- _Short problem_
Here are some records; return them all exactly.

- _Data lines_
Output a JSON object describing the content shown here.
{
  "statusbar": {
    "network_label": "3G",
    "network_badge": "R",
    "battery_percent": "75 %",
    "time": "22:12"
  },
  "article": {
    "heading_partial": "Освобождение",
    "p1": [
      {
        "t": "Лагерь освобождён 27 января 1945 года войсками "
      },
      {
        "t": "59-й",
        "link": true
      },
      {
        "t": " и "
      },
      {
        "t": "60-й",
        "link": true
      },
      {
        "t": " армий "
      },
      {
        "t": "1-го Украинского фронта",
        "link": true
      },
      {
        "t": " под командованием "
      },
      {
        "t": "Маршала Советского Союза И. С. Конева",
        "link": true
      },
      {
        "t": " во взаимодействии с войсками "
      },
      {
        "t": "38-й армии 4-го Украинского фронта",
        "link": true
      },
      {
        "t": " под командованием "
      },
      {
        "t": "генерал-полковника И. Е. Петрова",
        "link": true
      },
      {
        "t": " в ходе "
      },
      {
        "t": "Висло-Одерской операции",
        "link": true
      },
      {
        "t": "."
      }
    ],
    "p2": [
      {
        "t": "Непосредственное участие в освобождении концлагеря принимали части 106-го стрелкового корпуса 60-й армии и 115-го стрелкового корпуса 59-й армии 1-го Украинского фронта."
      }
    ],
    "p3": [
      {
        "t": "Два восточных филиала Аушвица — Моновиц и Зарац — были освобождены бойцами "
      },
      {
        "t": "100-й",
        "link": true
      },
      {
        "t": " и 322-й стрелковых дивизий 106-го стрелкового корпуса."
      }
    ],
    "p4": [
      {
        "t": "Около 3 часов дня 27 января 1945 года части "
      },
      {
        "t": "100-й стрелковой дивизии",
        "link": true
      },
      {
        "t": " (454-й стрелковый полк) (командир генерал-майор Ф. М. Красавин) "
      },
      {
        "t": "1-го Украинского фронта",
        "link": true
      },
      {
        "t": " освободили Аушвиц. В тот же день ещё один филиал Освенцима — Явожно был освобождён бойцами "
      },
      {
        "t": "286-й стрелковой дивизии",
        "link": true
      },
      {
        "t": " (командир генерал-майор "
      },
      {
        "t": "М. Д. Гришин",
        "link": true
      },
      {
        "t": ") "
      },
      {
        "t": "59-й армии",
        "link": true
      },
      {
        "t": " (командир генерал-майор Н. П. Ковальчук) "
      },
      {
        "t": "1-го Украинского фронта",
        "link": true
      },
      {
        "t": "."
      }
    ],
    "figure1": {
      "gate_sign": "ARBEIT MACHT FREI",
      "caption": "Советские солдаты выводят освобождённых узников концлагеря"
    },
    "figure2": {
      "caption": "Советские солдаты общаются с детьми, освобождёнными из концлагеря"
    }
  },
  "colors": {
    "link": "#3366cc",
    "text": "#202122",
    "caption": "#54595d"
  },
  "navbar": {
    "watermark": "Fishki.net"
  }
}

- _Result_
Output a JSON object describing the content shown here.
{
  "statusbar": {
    "network_label": "3G",
    "network_badge": "R",
    "battery_percent": "75 %",
    "time": "22:12"
  },
  "article": {
    "heading_partial": "Освобождение",
    "p1": [
      {
        "t": "Лагерь освобождён 27 января 1945 года войсками "
      },
      {
        "t": "59-й",
        "link": true
      },
      {
        "t": " и "
      },
      {
        "t": "60-й",
        "link": true
      },
      {
        "t": " армий "
      },
      {
        "t": "1-го Украинского фронта",
        "link": true
      },
      {
        "t": " под командованием "
      },
      {
        "t": "Маршала Советского Союза И. С. Конева",
        "link": true
      },
      {
        "t": " во взаимодействии с войсками "
      },
      {
        "t": "38-й армии 4-го Украинского фронта",
        "link": true
      },
      {
        "t": " под командованием "
      },
      {
        "t": "генерал-полковника И. Е. Петрова",
        "link": true
      },
      {
        "t": " в ходе "
      },
      {
        "t": "Висло-Одерской операции",
        "link": true
      },
      {
        "t": "."
      }
    ],
    "p2": [
      {
        "t": "Непосредственное участие в освобождении концлагеря принимали части 106-го стрелкового корпуса 60-й армии и 115-го стрелкового корпуса 59-й армии 1-го Украинского фронта."
      }
    ],
    "p3": [
      {
        "t": "Два восточных филиала Аушвица — Моновиц и Зарац — были освобождены бойцами "
      },
      {
        "t": "100-й",
        "link": true
      },
      {
        "t": " и 322-й стрелковых дивизий 106-го стрелкового корпуса."
      }
    ],
    "p4": [
      {
        "t": "Около 3 часов дня 27 января 1945 года части "
      },
      {
        "t": "100-й стрелковой дивизии",
        "link": true
      },
      {
        "t": " (454-й стрелковый полк) (командир генерал-майор Ф. М. Красавин) "
      },
      {
        "t": "1-го Украинского фронта",
        "link": true
      },
      {
        "t": " освободили Аушвиц. В тот же день ещё один филиал Освенцима — Явожно был освобождён бойцами "
      },
      {
        "t": "286-й стрелковой дивизии",
        "link": true
      },
      {
        "t": " (командир генерал-майор "
      },
      {
        "t": "М. Д. Гришин",
        "link": true
      },
      {
        "t": ") "
      },
      {
        "t": "59-й армии",
        "link": true
      },
      {
        "t": " (командир генерал-майор Н. П. Ковальчук) "
      },
      {
        "t": "1-го Украинского фронта",
        "link": true
      },
      {
        "t": "."
      }
    ],
    "figure1": {
      "gate_sign": "ARBEIT MACHT FREI",
      "caption": "Советские солдаты выводят освобождённых узников концлагеря"
    },
    "figure2": {
      "caption": "Советские солдаты общаются с детьми, освобождёнными из концлагеря"
    }
  },
  "colors": {
    "link": "#3366cc",
    "text": "#202122",
    "caption": "#54595d"
  },
  "navbar": {
    "watermark": "Fishki.net"
  }
}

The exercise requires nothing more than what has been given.